Stated goal
Write out the entries verbatim and leave the images out of the copy.

Some records:
%%

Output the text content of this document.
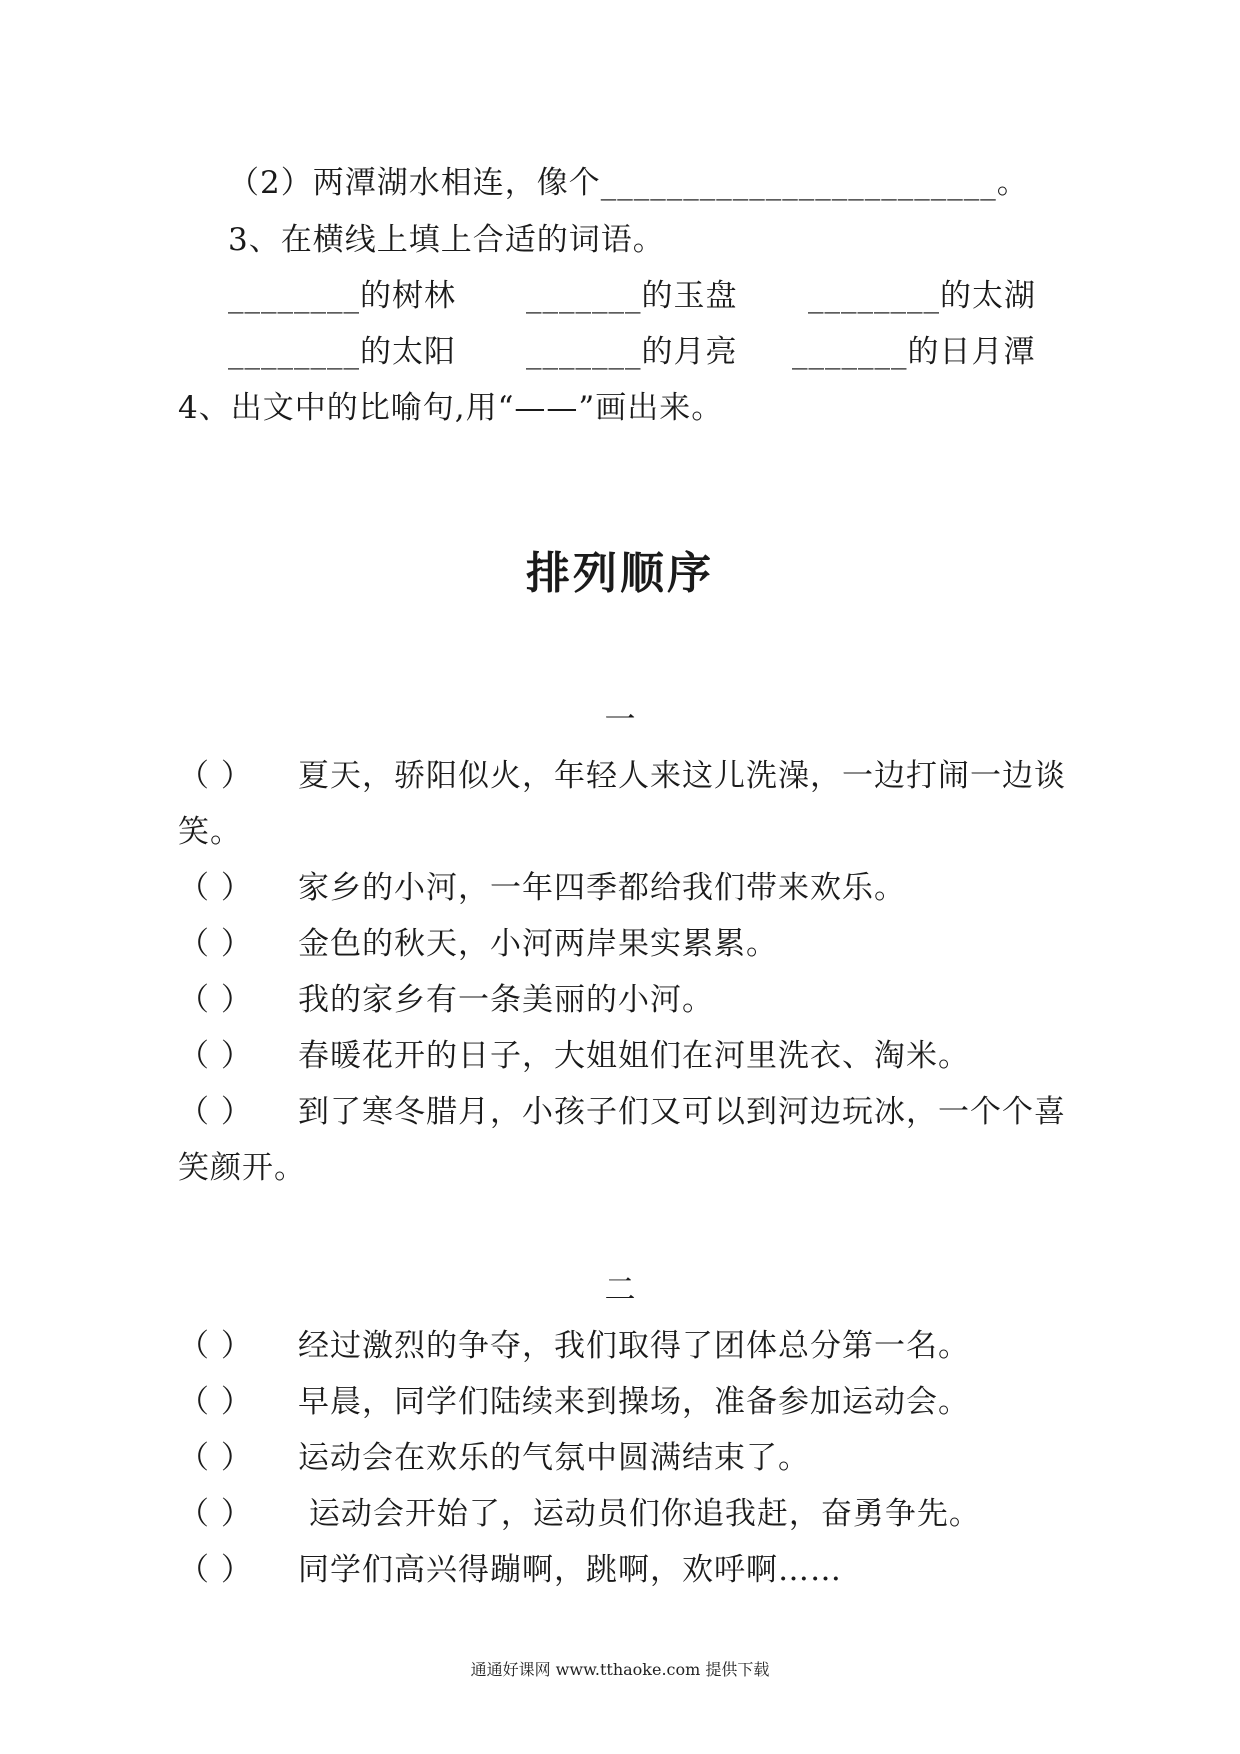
（2）两潭湖水相连，像个________________________。
3、在横线上填上合适的词语。
________的树林 _______的玉盘 ________的太湖
________的太阳 _______的月亮 _______的日月潭
4、出文中的比喻句,用“——”画出来。
排列顺序
一
（ ） 夏天，骄阳似火，年轻人来这儿洗澡，一边打闹一边谈
笑。
（ ） 家乡的小河，一年四季都给我们带来欢乐。
（ ） 金色的秋天，小河两岸果实累累。
（ ） 我的家乡有一条美丽的小河。
（ ） 春暖花开的日子，大姐姐们在河里洗衣、淘米。
（ ） 到了寒冬腊月，小孩子们又可以到河边玩冰，一个个喜
笑颜开。
二
（ ） 经过激烈的争夺，我们取得了团体总分第一名。
（ ） 早晨，同学们陆续来到操场，准备参加运动会。
（ ） 运动会在欢乐的气氛中圆满结束了。
（ ） 运动会开始了，运动员们你追我赶，奋勇争先。
（ ） 同学们高兴得蹦啊，跳啊，欢呼啊……
通通好课网 www.tthaoke.com 提供下载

%%

Solution below
Output the text content of this document.
（2）两潭湖水相连，像个________________________。
3、在横线上填上合适的词语。
________的树林 _______的玉盘 ________的太湖
________的太阳 _______的月亮 _______的日月潭
4、出文中的比喻句,用“——”画出来。
排列顺序
一
（ ） 夏天，骄阳似火，年轻人来这儿洗澡，一边打闹一边谈
笑。
（ ） 家乡的小河，一年四季都给我们带来欢乐。
（ ） 金色的秋天，小河两岸果实累累。
（ ） 我的家乡有一条美丽的小河。
（ ） 春暖花开的日子，大姐姐们在河里洗衣、淘米。
（ ） 到了寒冬腊月，小孩子们又可以到河边玩冰，一个个喜
笑颜开。
二
（ ） 经过激烈的争夺，我们取得了团体总分第一名。
（ ） 早晨，同学们陆续来到操场，准备参加运动会。
（ ） 运动会在欢乐的气氛中圆满结束了。
（ ） 运动会开始了，运动员们你追我赶，奋勇争先。
（ ） 同学们高兴得蹦啊，跳啊，欢呼啊……
通通好课网 www.tthaoke.com 提供下载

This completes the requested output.